* **Recorded data**:
[BEGIN]

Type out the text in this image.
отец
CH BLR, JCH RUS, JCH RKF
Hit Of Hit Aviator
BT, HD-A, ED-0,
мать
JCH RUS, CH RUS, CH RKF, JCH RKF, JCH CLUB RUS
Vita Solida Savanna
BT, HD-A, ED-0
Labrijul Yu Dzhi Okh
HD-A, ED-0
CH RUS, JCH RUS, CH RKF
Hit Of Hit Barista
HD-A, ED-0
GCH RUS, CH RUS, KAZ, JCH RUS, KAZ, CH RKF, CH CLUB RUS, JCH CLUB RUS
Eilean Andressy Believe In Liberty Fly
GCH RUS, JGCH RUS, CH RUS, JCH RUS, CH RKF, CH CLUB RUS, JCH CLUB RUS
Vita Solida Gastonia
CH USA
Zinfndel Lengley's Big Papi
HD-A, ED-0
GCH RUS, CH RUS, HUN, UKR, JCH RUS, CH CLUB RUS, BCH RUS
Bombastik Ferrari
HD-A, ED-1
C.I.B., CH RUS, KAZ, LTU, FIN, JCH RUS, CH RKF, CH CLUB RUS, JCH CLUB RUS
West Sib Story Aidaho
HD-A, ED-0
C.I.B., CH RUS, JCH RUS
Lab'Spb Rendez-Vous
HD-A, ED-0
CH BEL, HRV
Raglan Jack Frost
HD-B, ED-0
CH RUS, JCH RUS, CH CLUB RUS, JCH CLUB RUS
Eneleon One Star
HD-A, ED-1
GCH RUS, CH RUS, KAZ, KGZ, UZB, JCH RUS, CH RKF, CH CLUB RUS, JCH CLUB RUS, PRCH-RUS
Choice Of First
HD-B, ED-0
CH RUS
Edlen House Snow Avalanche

[END]

* **What is asked**: Copy every line exactly. Leave nothing out.

* **Result for this task**:
Type out the text in this image.
отец
CH BLR, JCH RUS, JCH RKF
Hit Of Hit Aviator
BT, HD-A, ED-0,
мать
JCH RUS, CH RUS, CH RKF, JCH RKF, JCH CLUB RUS
Vita Solida Savanna
BT, HD-A, ED-0
Labrijul Yu Dzhi Okh
HD-A, ED-0
CH RUS, JCH RUS, CH RKF
Hit Of Hit Barista
HD-A, ED-0
GCH RUS, CH RUS, KAZ, JCH RUS, KAZ, CH RKF, CH CLUB RUS, JCH CLUB RUS
Eilean Andressy Believe In Liberty Fly
GCH RUS, JGCH RUS, CH RUS, JCH RUS, CH RKF, CH CLUB RUS, JCH CLUB RUS
Vita Solida Gastonia
CH USA
Zinfndel Lengley's Big Papi
HD-A, ED-0
GCH RUS, CH RUS, HUN, UKR, JCH RUS, CH CLUB RUS, BCH RUS
Bombastik Ferrari
HD-A, ED-1
C.I.B., CH RUS, KAZ, LTU, FIN, JCH RUS, CH RKF, CH CLUB RUS, JCH CLUB RUS
West Sib Story Aidaho
HD-A, ED-0
C.I.B., CH RUS, JCH RUS
Lab'Spb Rendez-Vous
HD-A, ED-0
CH BEL, HRV
Raglan Jack Frost
HD-B, ED-0
CH RUS, JCH RUS, CH CLUB RUS, JCH CLUB RUS
Eneleon One Star
HD-A, ED-1
GCH RUS, CH RUS, KAZ, KGZ, UZB, JCH RUS, CH RKF, CH CLUB RUS, JCH CLUB RUS, PRCH-RUS
Choice Of First
HD-B, ED-0
CH RUS
Edlen House Snow Avalanche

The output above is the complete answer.